- DIRECTIVE -
Render everything in the listing from the line containing "lati-long-checkbox[interactable]: [885, 671, 902, 688]" down to the line containing "save-button[interactable]: [839, 8, 870, 39]" as a Markdown table with the columns No. and Entry. Number each row and leave out blank lines.

(A run of records)
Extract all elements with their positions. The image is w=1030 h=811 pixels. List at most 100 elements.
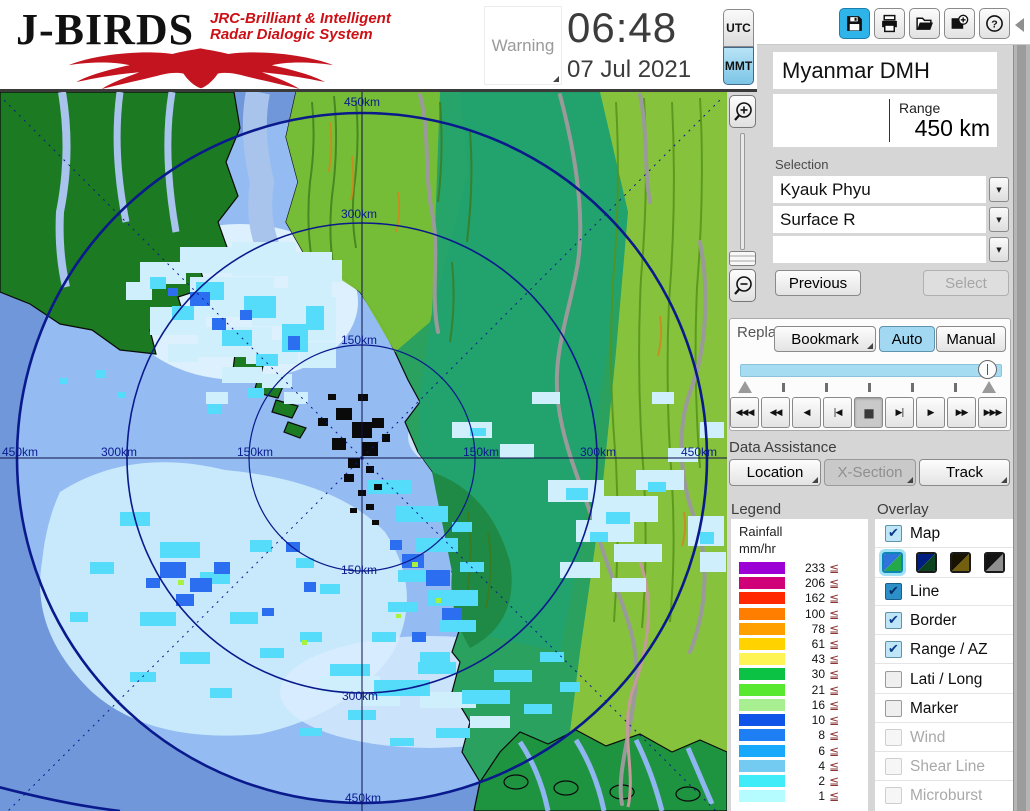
lati-long-checkbox[interactable]: [885, 671, 902, 688]
zoom-slider-rail[interactable]: [740, 133, 745, 250]
legend-operator: ≦: [829, 591, 839, 605]
zoom-in-icon: [732, 101, 754, 123]
corner-grip-icon: [812, 477, 818, 483]
panel-scroll-rail-track: [1017, 45, 1026, 811]
panel-collapse-icon[interactable]: [1015, 18, 1024, 32]
microburst-checkbox: [885, 787, 902, 804]
timezone-utc-button[interactable]: UTC: [723, 9, 754, 47]
legend-color-swatch: [739, 638, 785, 650]
option-select-arrow[interactable]: [989, 237, 1009, 262]
map-style-swatch-3[interactable]: [950, 552, 971, 573]
x-section-button[interactable]: X-Section: [824, 459, 916, 486]
overlay-row-map[interactable]: ✔ Map: [875, 521, 1013, 548]
overlay-row-range-az[interactable]: ✔ Range / AZ: [875, 637, 1013, 664]
clock-time: 06:48: [567, 4, 707, 52]
corner-grip-icon: [1001, 477, 1007, 483]
help-button[interactable]: ?: [979, 8, 1010, 39]
zoom-out-button[interactable]: [729, 269, 756, 302]
previous-button[interactable]: Previous: [775, 270, 861, 296]
product-select-value[interactable]: Surface R: [773, 206, 986, 233]
track-button[interactable]: Track: [919, 459, 1010, 486]
range-box: Range 450 km: [773, 94, 997, 147]
wind-checkbox: [885, 729, 902, 746]
legend-color-swatch: [739, 729, 785, 741]
legend-operator: ≦: [829, 744, 839, 758]
legend-operator: ≦: [829, 683, 839, 697]
location-button[interactable]: Location: [729, 459, 821, 486]
overlay-item-label: Line: [910, 583, 939, 601]
print-button[interactable]: [874, 8, 905, 39]
zoom-slider-thumb[interactable]: [729, 251, 756, 266]
bookmark-button[interactable]: Bookmark: [774, 326, 876, 352]
slider-range-start-marker[interactable]: [738, 381, 752, 393]
legend-operator: ≦: [829, 713, 839, 727]
overlay-row-marker[interactable]: Marker: [875, 696, 1013, 723]
legend-value: 78: [789, 622, 825, 636]
save-button[interactable]: [839, 8, 870, 39]
station-select-arrow[interactable]: [989, 177, 1009, 202]
replay-slider-thumb[interactable]: [978, 360, 997, 379]
playback-play-forward-button[interactable]: ▶: [916, 397, 945, 428]
playback-rewind-fast-button[interactable]: ◀◀: [761, 397, 790, 428]
ring-label-west-300: 300km: [101, 445, 137, 459]
line-checkbox[interactable]: ✔: [885, 583, 902, 600]
manual-button[interactable]: Manual: [936, 326, 1006, 352]
station-select-value[interactable]: Kyauk Phyu: [773, 176, 986, 203]
open-file-button[interactable]: [909, 8, 940, 39]
zoom-in-button[interactable]: [729, 95, 756, 128]
print-icon: [880, 14, 899, 33]
legend-row: 78≦: [731, 622, 868, 637]
playback-step-backward-button[interactable]: |◀: [823, 397, 852, 428]
slider-tick: [868, 383, 871, 392]
legend-row: 4≦: [731, 759, 868, 774]
overlay-row-line[interactable]: ✔ Line: [875, 579, 1013, 606]
legend-unit-line2: mm/hr: [739, 541, 776, 556]
map-style-swatch-2[interactable]: [916, 552, 937, 573]
slider-range-end-marker[interactable]: [982, 381, 996, 393]
warning-button[interactable]: Warning: [484, 6, 562, 85]
legend-label: Legend: [731, 501, 781, 518]
map-style-swatch-4[interactable]: [984, 552, 1005, 573]
overlay-row-microburst: Microburst: [875, 783, 1013, 810]
range-az-checkbox[interactable]: ✔: [885, 641, 902, 658]
legend-row: 16≦: [731, 698, 868, 713]
playback-stop-button[interactable]: ■: [854, 397, 883, 428]
select-button[interactable]: Select: [923, 270, 1009, 296]
legend-row: 30≦: [731, 667, 868, 682]
replay-slider-track[interactable]: [740, 364, 1002, 377]
overlay-item-label: Shear Line: [910, 758, 985, 776]
playback-play-backward-button[interactable]: ◀: [792, 397, 821, 428]
legend-operator: ≦: [829, 561, 839, 575]
timezone-mmt-button[interactable]: MMT: [723, 47, 754, 85]
slider-tick: [954, 383, 957, 392]
legend-row: 100≦: [731, 607, 868, 622]
ring-label-north-150: 150km: [341, 333, 377, 347]
overlay-row-lati-long[interactable]: Lati / Long: [875, 667, 1013, 694]
add-image-button[interactable]: [944, 8, 975, 39]
playback-rewind-fastest-button[interactable]: ◀◀◀: [730, 397, 759, 428]
map-checkbox[interactable]: ✔: [885, 525, 902, 542]
map-style-swatch-1[interactable]: [882, 552, 903, 573]
legend-color-swatch: [739, 790, 785, 802]
border-checkbox[interactable]: ✔: [885, 612, 902, 629]
ring-label-east-450: 450km: [681, 445, 717, 459]
legend-value: 4: [789, 759, 825, 773]
shear-line-checkbox: [885, 758, 902, 775]
marker-checkbox[interactable]: [885, 700, 902, 717]
legend-value: 61: [789, 637, 825, 651]
playback-forward-fast-button[interactable]: ▶▶: [947, 397, 976, 428]
overlay-row-border[interactable]: ✔ Border: [875, 608, 1013, 635]
legend-operator: ≦: [829, 667, 839, 681]
playback-step-forward-button[interactable]: ▶|: [885, 397, 914, 428]
corner-grip-icon: [553, 76, 559, 82]
product-select-arrow[interactable]: [989, 207, 1009, 232]
auto-button[interactable]: Auto: [879, 326, 935, 352]
legend-color-swatch: [739, 684, 785, 696]
playback-forward-fastest-button[interactable]: ▶▶▶: [978, 397, 1007, 428]
option-select-value[interactable]: [773, 236, 986, 263]
legend-color-swatch: [739, 714, 785, 726]
overlay-item-label: Lati / Long: [910, 671, 982, 689]
open-folder-icon: [915, 14, 934, 33]
radar-map-view[interactable]: 450km 300km 150km 150km 300km 450km 450k…: [0, 92, 727, 811]
legend-operator: ≦: [829, 652, 839, 666]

- EXERCISE RESULT -
| No. | Entry |
|---|---|
| 1 | lati-long-checkbox[interactable]: [885, 671, 902, 688] |
| 2 | zoom-slider-rail[interactable]: [740, 133, 745, 250] |
| 3 | legend-operator: ≦: [829, 591, 839, 605] |
| 4 | zoom-in-icon: [732, 101, 754, 123] |
| 5 | corner-grip-icon: [812, 477, 818, 483] |
| 6 | panel-scroll-rail-track: [1017, 45, 1026, 811] |
| 7 | panel-collapse-icon[interactable]: [1015, 18, 1024, 32] |
| 8 | microburst-checkbox: [885, 787, 902, 804] |
| 9 | timezone-utc-button[interactable]: UTC: [723, 9, 754, 47] |
| 10 | legend-color-swatch: [739, 638, 785, 650] |
| 11 | option-select-arrow[interactable]: [989, 237, 1009, 262] |
| 12 | map-style-swatch-3[interactable]: [950, 552, 971, 573] |
| 13 | x-section-button[interactable]: X-Section: [824, 459, 916, 486] |
| 14 | overlay-row-map[interactable]: ✔ Map: [875, 521, 1013, 548] |
| 15 | overlay-row-range-az[interactable]: ✔ Range / AZ: [875, 637, 1013, 664] |
| 16 | clock-time: 06:48: [567, 4, 707, 52] |
| 17 | corner-grip-icon: [1001, 477, 1007, 483] |
| 18 | help-button[interactable]: ?: [979, 8, 1010, 39] |
| 19 | zoom-out-button[interactable]: [729, 269, 756, 302] |
| 20 | previous-button[interactable]: Previous: [775, 270, 861, 296] |
| 21 | product-select-value[interactable]: Surface R: [773, 206, 986, 233] |
| 22 | track-button[interactable]: Track: [919, 459, 1010, 486] |
| 23 | range-box: Range 450 km: [773, 94, 997, 147] |
| 24 | wind-checkbox: [885, 729, 902, 746] |
| 25 | legend-color-swatch: [739, 729, 785, 741] |
| 26 | legend-operator: ≦: [829, 744, 839, 758] |
| 27 | legend-operator: ≦: [829, 683, 839, 697] |
| 28 | location-button[interactable]: Location: [729, 459, 821, 486] |
| 29 | overlay-item-label: Line: [910, 583, 939, 601] |
| 30 | print-button[interactable]: [874, 8, 905, 39] |
| 31 | zoom-slider-thumb[interactable]: [729, 251, 756, 266] |
| 32 | bookmark-button[interactable]: Bookmark: [774, 326, 876, 352] |
| 33 | slider-range-start-marker[interactable]: [738, 381, 752, 393] |
| 34 | legend-operator: ≦: [829, 713, 839, 727] |
| 35 | overlay-row-marker[interactable]: Marker: [875, 696, 1013, 723] |
| 36 | legend-value: 78: [789, 622, 825, 636] |
| 37 | save-button[interactable]: [839, 8, 870, 39] |